● TASK DETAILS: Please retype the records below line for line, keeping every character the same.

● TASK MATERIAL:

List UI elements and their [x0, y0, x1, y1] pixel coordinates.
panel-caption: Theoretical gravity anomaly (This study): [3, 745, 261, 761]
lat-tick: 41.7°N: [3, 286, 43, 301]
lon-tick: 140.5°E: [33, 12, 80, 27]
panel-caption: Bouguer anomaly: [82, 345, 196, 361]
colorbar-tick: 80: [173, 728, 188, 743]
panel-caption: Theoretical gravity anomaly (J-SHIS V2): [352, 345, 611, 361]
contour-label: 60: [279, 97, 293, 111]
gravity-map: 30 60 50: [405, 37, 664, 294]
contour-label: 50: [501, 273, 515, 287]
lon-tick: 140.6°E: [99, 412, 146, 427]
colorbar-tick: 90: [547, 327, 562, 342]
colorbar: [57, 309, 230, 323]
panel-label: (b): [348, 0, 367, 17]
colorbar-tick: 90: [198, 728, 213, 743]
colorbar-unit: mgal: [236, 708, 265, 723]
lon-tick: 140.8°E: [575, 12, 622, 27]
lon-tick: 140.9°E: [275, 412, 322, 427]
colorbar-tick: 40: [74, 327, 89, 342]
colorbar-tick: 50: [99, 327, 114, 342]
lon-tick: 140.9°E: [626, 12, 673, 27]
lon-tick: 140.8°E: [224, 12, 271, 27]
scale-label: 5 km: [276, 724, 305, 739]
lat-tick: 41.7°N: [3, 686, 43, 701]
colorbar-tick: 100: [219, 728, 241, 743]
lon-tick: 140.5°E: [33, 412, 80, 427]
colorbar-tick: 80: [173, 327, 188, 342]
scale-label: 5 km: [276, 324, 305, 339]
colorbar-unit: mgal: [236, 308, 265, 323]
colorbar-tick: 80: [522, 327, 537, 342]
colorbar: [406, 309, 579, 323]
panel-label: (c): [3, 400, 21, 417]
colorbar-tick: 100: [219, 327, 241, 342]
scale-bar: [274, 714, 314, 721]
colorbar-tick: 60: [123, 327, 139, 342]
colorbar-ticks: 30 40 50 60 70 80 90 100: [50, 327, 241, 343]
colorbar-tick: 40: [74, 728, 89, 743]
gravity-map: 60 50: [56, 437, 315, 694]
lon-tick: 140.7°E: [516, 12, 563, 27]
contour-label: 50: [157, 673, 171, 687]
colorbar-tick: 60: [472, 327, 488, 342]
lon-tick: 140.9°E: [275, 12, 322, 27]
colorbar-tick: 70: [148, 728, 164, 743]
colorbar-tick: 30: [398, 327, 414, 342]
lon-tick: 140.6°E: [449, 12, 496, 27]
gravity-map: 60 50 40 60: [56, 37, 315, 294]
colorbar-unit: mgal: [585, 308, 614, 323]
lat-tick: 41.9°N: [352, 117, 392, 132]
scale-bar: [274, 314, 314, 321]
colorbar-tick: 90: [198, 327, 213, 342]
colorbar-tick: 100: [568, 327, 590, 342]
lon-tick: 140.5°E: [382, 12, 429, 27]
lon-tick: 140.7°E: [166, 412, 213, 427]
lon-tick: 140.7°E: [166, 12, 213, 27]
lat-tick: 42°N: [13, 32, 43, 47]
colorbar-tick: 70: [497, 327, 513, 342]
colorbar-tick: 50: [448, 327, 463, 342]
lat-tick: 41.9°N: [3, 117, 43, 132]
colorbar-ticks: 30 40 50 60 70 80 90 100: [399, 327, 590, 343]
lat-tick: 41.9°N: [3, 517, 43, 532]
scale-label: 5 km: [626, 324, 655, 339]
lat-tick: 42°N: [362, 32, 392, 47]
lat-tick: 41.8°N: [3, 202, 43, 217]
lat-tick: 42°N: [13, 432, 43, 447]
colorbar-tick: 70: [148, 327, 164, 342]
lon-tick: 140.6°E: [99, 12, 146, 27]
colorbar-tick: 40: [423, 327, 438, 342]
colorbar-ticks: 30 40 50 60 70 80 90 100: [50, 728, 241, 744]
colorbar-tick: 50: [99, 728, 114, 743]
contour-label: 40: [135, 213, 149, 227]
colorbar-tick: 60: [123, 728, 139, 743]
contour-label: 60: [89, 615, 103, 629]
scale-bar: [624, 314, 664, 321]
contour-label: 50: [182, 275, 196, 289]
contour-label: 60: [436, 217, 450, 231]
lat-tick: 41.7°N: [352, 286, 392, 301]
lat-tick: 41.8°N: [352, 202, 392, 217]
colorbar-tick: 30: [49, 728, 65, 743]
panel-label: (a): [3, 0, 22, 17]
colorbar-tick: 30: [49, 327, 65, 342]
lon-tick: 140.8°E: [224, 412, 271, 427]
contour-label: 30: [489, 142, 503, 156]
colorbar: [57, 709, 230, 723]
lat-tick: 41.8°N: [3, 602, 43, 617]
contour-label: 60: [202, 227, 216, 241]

● RESPONSE:
List UI elements and their [x0, y0, x1, y1] pixel coordinates.
panel-caption: Theoretical gravity anomaly (This study): [3, 745, 261, 761]
lat-tick: 41.7°N: [3, 286, 43, 301]
lon-tick: 140.5°E: [33, 12, 80, 27]
panel-caption: Bouguer anomaly: [82, 345, 196, 361]
colorbar-tick: 80: [173, 728, 188, 743]
panel-caption: Theoretical gravity anomaly (J-SHIS V2): [352, 345, 611, 361]
contour-label: 60: [279, 97, 293, 111]
gravity-map: 30 60 50: [405, 37, 664, 294]
contour-label: 50: [501, 273, 515, 287]
lon-tick: 140.6°E: [99, 412, 146, 427]
colorbar-tick: 90: [547, 327, 562, 342]
colorbar: [57, 309, 230, 323]
panel-label: (b): [348, 0, 367, 17]
colorbar-tick: 90: [198, 728, 213, 743]
colorbar-unit: mgal: [236, 708, 265, 723]
lon-tick: 140.8°E: [575, 12, 622, 27]
lon-tick: 140.9°E: [275, 412, 322, 427]
colorbar-tick: 40: [74, 327, 89, 342]
colorbar-tick: 50: [99, 327, 114, 342]
lon-tick: 140.9°E: [626, 12, 673, 27]
lon-tick: 140.8°E: [224, 12, 271, 27]
scale-label: 5 km: [276, 724, 305, 739]
lat-tick: 41.7°N: [3, 686, 43, 701]
colorbar-tick: 100: [219, 728, 241, 743]
lon-tick: 140.5°E: [33, 412, 80, 427]
colorbar-tick: 80: [173, 327, 188, 342]
scale-label: 5 km: [276, 324, 305, 339]
colorbar-unit: mgal: [236, 308, 265, 323]
colorbar-tick: 80: [522, 327, 537, 342]
colorbar: [406, 309, 579, 323]
panel-label: (c): [3, 400, 21, 417]
colorbar-tick: 100: [219, 327, 241, 342]
scale-bar: [274, 714, 314, 721]
colorbar-tick: 60: [123, 327, 139, 342]
colorbar-ticks: 30 40 50 60 70 80 90 100: [50, 327, 241, 343]
colorbar-tick: 40: [74, 728, 89, 743]
gravity-map: 60 50: [56, 437, 315, 694]
lon-tick: 140.7°E: [516, 12, 563, 27]
contour-label: 50: [157, 673, 171, 687]
colorbar-tick: 60: [472, 327, 488, 342]
lon-tick: 140.9°E: [275, 12, 322, 27]
colorbar-tick: 70: [148, 728, 164, 743]
colorbar-tick: 30: [398, 327, 414, 342]
lon-tick: 140.6°E: [449, 12, 496, 27]
gravity-map: 60 50 40 60: [56, 37, 315, 294]
colorbar-unit: mgal: [585, 308, 614, 323]
lat-tick: 41.9°N: [352, 117, 392, 132]
scale-bar: [274, 314, 314, 321]
colorbar-tick: 90: [198, 327, 213, 342]
colorbar-tick: 100: [568, 327, 590, 342]
lon-tick: 140.5°E: [382, 12, 429, 27]
lon-tick: 140.7°E: [166, 412, 213, 427]
lon-tick: 140.7°E: [166, 12, 213, 27]
lat-tick: 42°N: [13, 32, 43, 47]
colorbar-tick: 70: [497, 327, 513, 342]
colorbar-tick: 50: [448, 327, 463, 342]
lat-tick: 41.9°N: [3, 117, 43, 132]
colorbar-ticks: 30 40 50 60 70 80 90 100: [399, 327, 590, 343]
lat-tick: 41.9°N: [3, 517, 43, 532]
scale-label: 5 km: [626, 324, 655, 339]
lat-tick: 42°N: [362, 32, 392, 47]
lat-tick: 41.8°N: [3, 202, 43, 217]
lat-tick: 42°N: [13, 432, 43, 447]
colorbar-tick: 70: [148, 327, 164, 342]
lon-tick: 140.6°E: [99, 12, 146, 27]
colorbar-tick: 40: [423, 327, 438, 342]
colorbar-ticks: 30 40 50 60 70 80 90 100: [50, 728, 241, 744]
colorbar-tick: 50: [99, 728, 114, 743]
contour-label: 40: [135, 213, 149, 227]
colorbar-tick: 60: [123, 728, 139, 743]
contour-label: 60: [89, 615, 103, 629]
scale-bar: [624, 314, 664, 321]
contour-label: 50: [182, 275, 196, 289]
contour-label: 60: [436, 217, 450, 231]
lat-tick: 41.7°N: [352, 286, 392, 301]
lat-tick: 41.8°N: [352, 202, 392, 217]
colorbar-tick: 30: [49, 728, 65, 743]
panel-label: (a): [3, 0, 22, 17]
colorbar-tick: 30: [49, 327, 65, 342]
lon-tick: 140.8°E: [224, 412, 271, 427]
contour-label: 30: [489, 142, 503, 156]
colorbar: [57, 709, 230, 723]
lat-tick: 41.8°N: [3, 602, 43, 617]
contour-label: 60: [202, 227, 216, 241]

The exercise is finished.